==== Records for this task

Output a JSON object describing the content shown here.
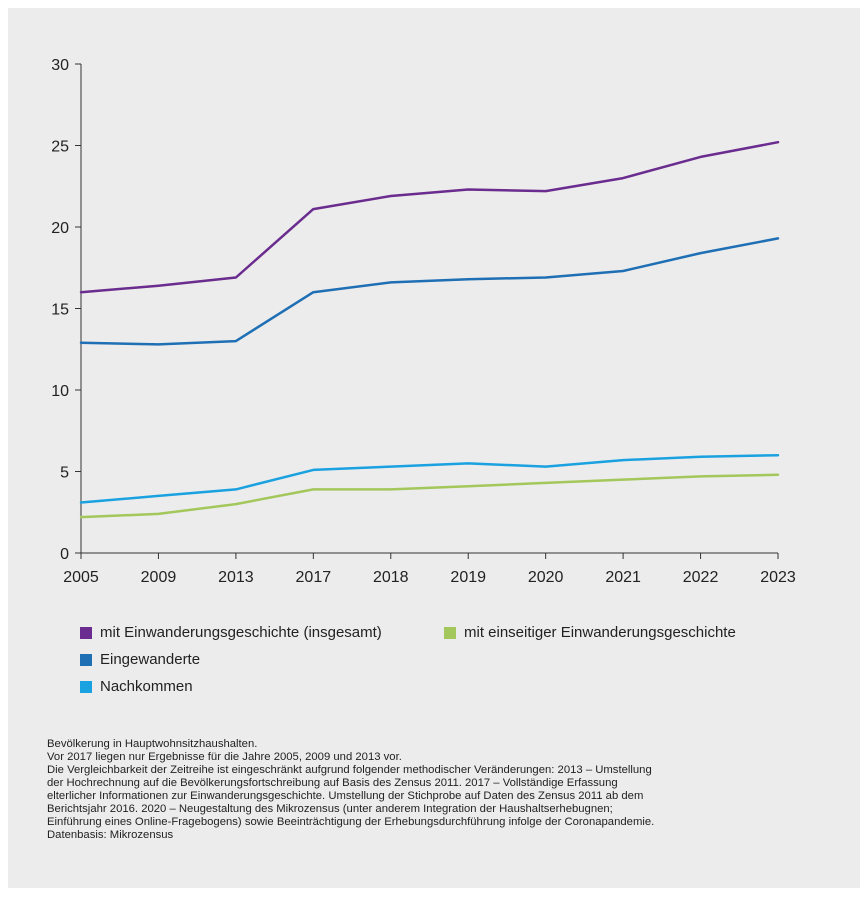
{
  "chart_data": {
    "type": "line",
    "x": [
      "2005",
      "2009",
      "2013",
      "2017",
      "2018",
      "2019",
      "2020",
      "2021",
      "2022",
      "2023"
    ],
    "ylim": [
      0,
      30
    ],
    "yticks": [
      0,
      5,
      10,
      15,
      20,
      25,
      30
    ],
    "grid": false,
    "legend_position": "bottom",
    "series": [
      {
        "name": "mit Einwanderungsgeschichte (insgesamt)",
        "color": "#6a2c8e",
        "values": [
          16.0,
          16.4,
          16.9,
          21.1,
          21.9,
          22.3,
          22.2,
          23.0,
          24.3,
          25.2
        ]
      },
      {
        "name": "mit einseitiger Einwanderungsgeschichte",
        "color": "#a3c75a",
        "values": [
          2.2,
          2.4,
          3.0,
          3.9,
          3.9,
          4.1,
          4.3,
          4.5,
          4.7,
          4.8
        ]
      },
      {
        "name": "Eingewanderte",
        "color": "#1f6fb5",
        "values": [
          12.9,
          12.8,
          13.0,
          16.0,
          16.6,
          16.8,
          16.9,
          17.3,
          18.4,
          19.3
        ]
      },
      {
        "name": "Nachkommen",
        "color": "#1aa1e0",
        "values": [
          3.1,
          3.5,
          3.9,
          5.1,
          5.3,
          5.5,
          5.3,
          5.7,
          5.9,
          6.0
        ]
      }
    ]
  },
  "notes": [
    "Bevölkerung in Hauptwohnsitzhaushalten.",
    "Vor 2017 liegen nur Ergebnisse für die Jahre 2005, 2009 und 2013 vor.",
    "Die Vergleichbarkeit der Zeitreihe ist eingeschränkt aufgrund folgender methodischer Veränderungen: 2013 – Umstellung",
    "der Hochrechnung auf die Bevölkerungsfortschreibung auf Basis des Zensus 2011. 2017 – Vollständige Erfassung",
    "elterlicher Informationen zur Einwanderungsgeschichte. Umstellung der Stichprobe auf Daten des Zensus 2011 ab dem",
    "Berichtsjahr 2016. 2020 – Neugestaltung des Mikrozensus (unter anderem Integration der Haushaltserhebugnen;",
    "Einführung eines Online-Fragebogens) sowie Beeinträchtigung der Erhebungsdurchführung infolge der Coronapandemie.",
    "Datenbasis: Mikrozensus"
  ]
}
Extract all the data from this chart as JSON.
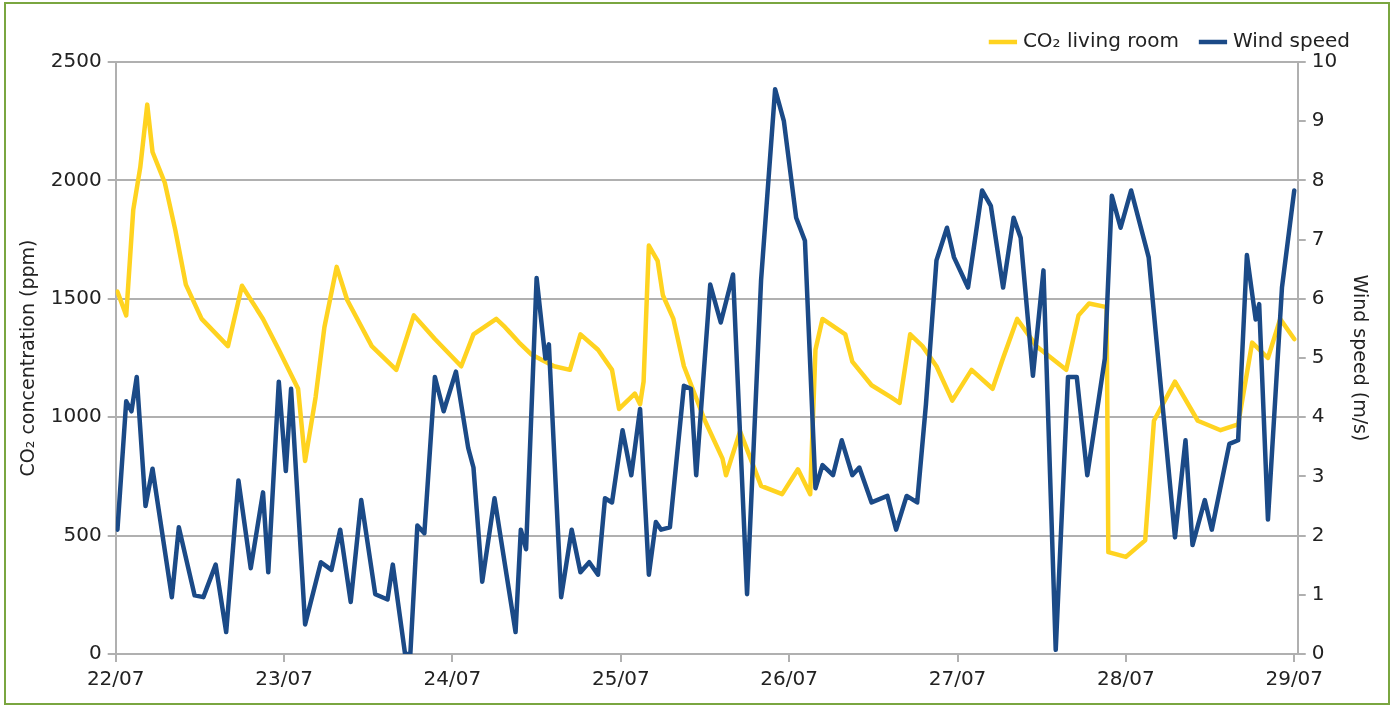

========

Stated goal: Identify every line above that includes the word "JSON", and show those lines.

Task result:
Output a JSON object describing the content shown here.
Extract all the data from this chart as JSON.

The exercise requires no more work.